* _Jobs_:
1. In the forum thread about the ARM9 instruction set, how much faster does the poster calculate the code would run with the complete ARM9 instruction set?
2. Reproduce verbatim the part of the ARM9 thread that begins at the words "At the moment I" and stops after the words "link everything correctly?".

* _Document_:
--- begin ---
Homebrew ARM9 instruction set

bayleef

Well-Known Member
OP
Newcomer
Joined
Sep 15, 2015
Messages
83
Trophies
0
XP
254
Country
Gambia, The
I want to write very fast code for the ARM9 CPU.
At the moment I am using gcc inline assembler.
However, following the BRAHMA example Makefiles, the Thumb-16 instruction set is being used.
Wikipedia tells me:
Embedded hardware, such as the Game Boy Advance, typically have a small amount of RAM accessible with a full 32-bit datapath; the majority is accessed via a 16-bit or narrower secondary datapath. In this situation, it usually makes sense to compile Thumb code and hand-optimise a few of the most CPU-intensive sections using full 32-bit ARM instructions, placing these wider instructions into the 32-bit bus accessible memory.
So, which memory regions can I use for 32-bit ARM instructions?
Can I still use inline asm, or should I create some seperate asm files?
How could I tell gcc to assemble and/or link everything correctly?

I have calculated that my code would run more than 33% faster if I could use the complete ARM9 instruction set.
 
Last edited by bayleef,

bayleef

Well-Known Member
OP
Newcomer
Joined
Sep 15, 2015
Messages
83
Trophies
0
XP
254
Country
Gambia, The
Do you need that optimization for any purpose?
Yes. I want to play around with timing attacks against the AES hardware. I hope that I could read out the keyslots this way. At the moment, I cannot measure elapsed time with sufficient accuracy, because my counting loop is too slow.
--- end ---
* _Data block_:
--- begin ---
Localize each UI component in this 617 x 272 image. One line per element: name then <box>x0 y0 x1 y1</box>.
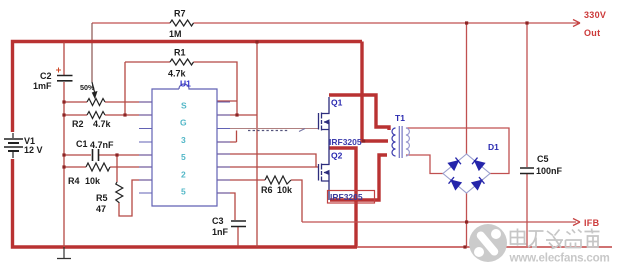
--- end ---
* _Solved problems_:
1. More than 33% faster.

2.
At the moment I am using gcc inline assembler.
However, following the BRAHMA example Makefiles, the Thumb-16 instruction set is being used.
Wikipedia tells me:
Embedded hardware, such as the Game Boy Advance, typically have a small amount of RAM accessible with a full 32-bit datapath; the majority is accessed via a 16-bit or narrower secondary datapath. In this situation, it usually makes sense to compile Thumb code and hand-optimise a few of the most CPU-intensive sections using full 32-bit ARM instructions, placing these wider instructions into the 32-bit bus accessible memory.
So, which memory regions can I use for 32-bit ARM instructions?
Can I still use inline asm, or should I create some seperate asm files?
How could I tell gcc to assemble and/or link everything correctly?